Figure dataset records
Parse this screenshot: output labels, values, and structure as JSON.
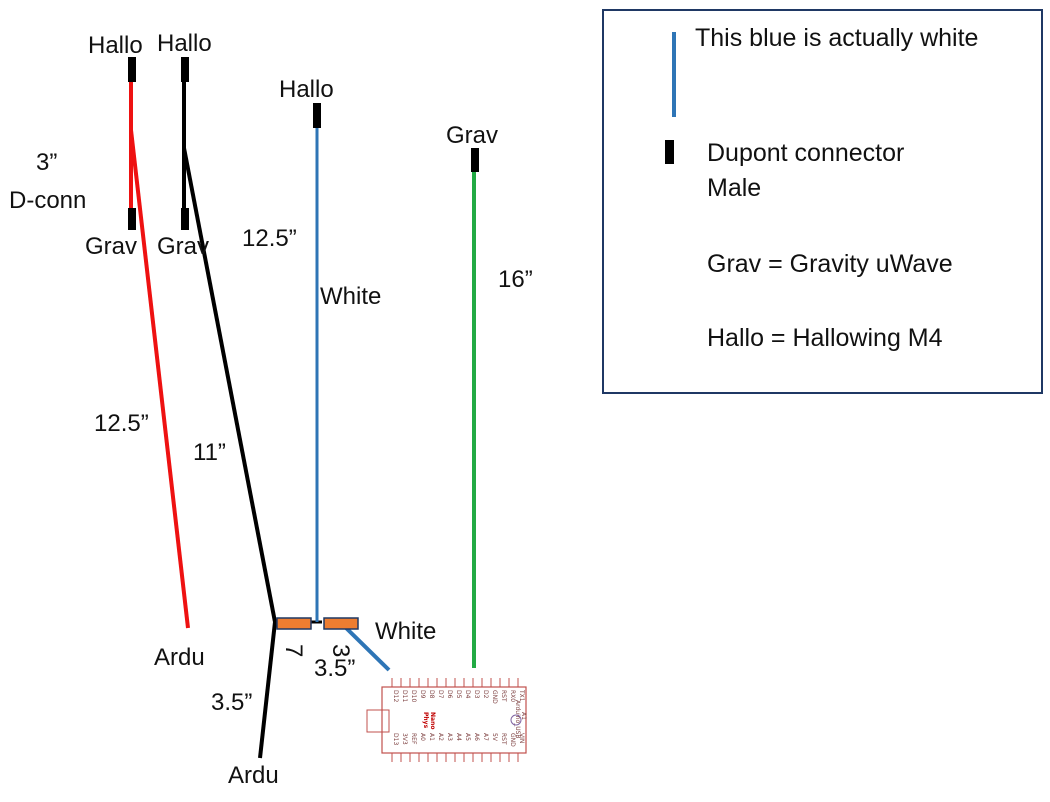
{
  "colors": {
    "red_wire": "#ee1111",
    "black_wire": "#000000",
    "white_wire_drawn_blue": "#2e75b6",
    "green_wire": "#22aa44",
    "connector": "#000000",
    "heatshrink": "#ed7d31",
    "board_outline": "#c0504d"
  },
  "labels": {
    "hallo_red": "Hallo",
    "hallo_black": "Hallo",
    "hallo_white": "Hallo",
    "grav_green": "Grav",
    "grav_red": "Grav",
    "grav_black": "Grav",
    "len_3": "3”",
    "d_conn": "D-conn",
    "len_red": "12.5”",
    "len_black": "11”",
    "len_white": "12.5”",
    "white_mid": "White",
    "len_green": "16”",
    "ardu_red": "Ardu",
    "ardu_black": "Ardu",
    "len_black_tail": "3.5”",
    "len_white_tail": "3.5”",
    "white_tail": "White",
    "sleeve_7": "7",
    "sleeve_3": "3"
  },
  "legend": {
    "blue_note": "This blue is actually white",
    "connector_line1": "Dupont connector",
    "connector_line2": "Male",
    "grav_def": "Grav = Gravity uWave",
    "hallo_def": "Hallo = Hallowing M4"
  },
  "board": {
    "top_pins": [
      "TX1",
      "RX0",
      "RST",
      "GND",
      "D2",
      "D3",
      "D4",
      "D5",
      "D6",
      "D7",
      "D8",
      "D9",
      "D10",
      "D11",
      "D12"
    ],
    "bottom_pins": [
      "VIN",
      "GND",
      "RST",
      "5V",
      "A7",
      "A6",
      "A5",
      "A4",
      "A3",
      "A2",
      "A1",
      "A0",
      "REF",
      "3V3",
      "D13"
    ],
    "name": "Nano",
    "sub": "Phys",
    "usb": "Arduino_USB",
    "ref": "A1"
  }
}
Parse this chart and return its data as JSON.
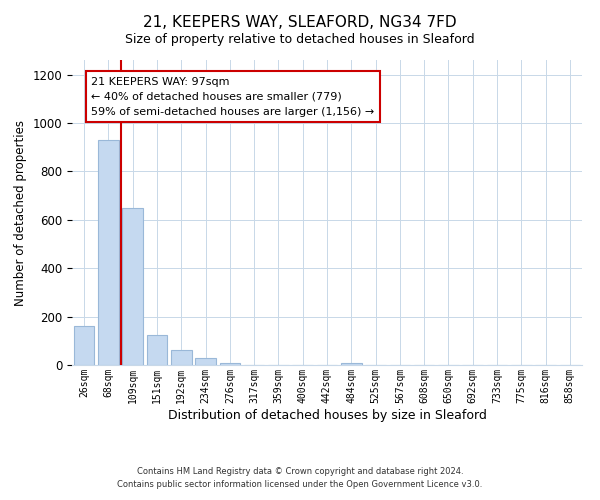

Stated goal
Collect each line holding the string "Parse".

Exercise answer
Parse this screenshot: output labels, values, and structure as JSON.
Parse this chart and return its data as JSON.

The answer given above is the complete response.